● Exercise instructions:
Output each entry that follows exactly. Images stay out.

::: Data for this exercise

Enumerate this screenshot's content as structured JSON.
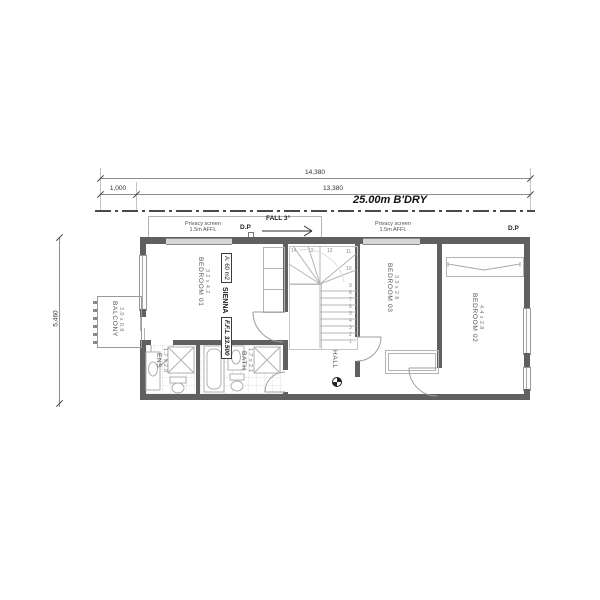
{
  "dims": {
    "total": "14,380",
    "offset": "1,000",
    "inner": "13,380",
    "side": "5,460",
    "boundary": "25.00m B'DRY"
  },
  "notes": {
    "privacy_screen_line1": "Privacy screen",
    "privacy_screen_line2": "1.5m AFFL",
    "dp": "D.P",
    "fall": "FALL 3°",
    "ffl": "F.F.L 33.500",
    "series": "SIENNA",
    "area": "A: 60 m2",
    "hall": "HALL"
  },
  "rooms": {
    "bed1": {
      "name": "BEDROOM 01",
      "dims": "3.2 x 4.2"
    },
    "bed2": {
      "name": "BEDROOM 02",
      "dims": "4.4 x 2.8"
    },
    "bed3": {
      "name": "BEDROOM 03",
      "dims": "3.3 x 2.8"
    },
    "balcony": {
      "name": "BALCONY",
      "dims": "3.0 x 0.9"
    },
    "ens": {
      "name": "ENS",
      "dims": "1.7 x 2.0"
    },
    "bath": {
      "name": "BATH",
      "dims": "1.7 x 2.1"
    }
  },
  "stairs": {
    "numbers": [
      "1",
      "2",
      "3",
      "4",
      "5",
      "6",
      "7",
      "8",
      "9",
      "10",
      "11",
      "12",
      "13",
      "14"
    ]
  },
  "colors": {
    "wall": "#606060",
    "fixture_line": "#b0b0b0",
    "text": "#4a4a4a"
  }
}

::::::

● Response to the exercise:
Enumerate this screenshot's content as structured JSON.
{
  "dims": {
    "total": "14,380",
    "offset": "1,000",
    "inner": "13,380",
    "side": "5,460",
    "boundary": "25.00m B'DRY"
  },
  "notes": {
    "privacy_screen_line1": "Privacy screen",
    "privacy_screen_line2": "1.5m AFFL",
    "dp": "D.P",
    "fall": "FALL 3°",
    "ffl": "F.F.L 33.500",
    "series": "SIENNA",
    "area": "A: 60 m2",
    "hall": "HALL"
  },
  "rooms": {
    "bed1": {
      "name": "BEDROOM 01",
      "dims": "3.2 x 4.2"
    },
    "bed2": {
      "name": "BEDROOM 02",
      "dims": "4.4 x 2.8"
    },
    "bed3": {
      "name": "BEDROOM 03",
      "dims": "3.3 x 2.8"
    },
    "balcony": {
      "name": "BALCONY",
      "dims": "3.0 x 0.9"
    },
    "ens": {
      "name": "ENS",
      "dims": "1.7 x 2.0"
    },
    "bath": {
      "name": "BATH",
      "dims": "1.7 x 2.1"
    }
  },
  "stairs": {
    "numbers": [
      "1",
      "2",
      "3",
      "4",
      "5",
      "6",
      "7",
      "8",
      "9",
      "10",
      "11",
      "12",
      "13",
      "14"
    ]
  },
  "colors": {
    "wall": "#606060",
    "fixture_line": "#b0b0b0",
    "text": "#4a4a4a"
  }
}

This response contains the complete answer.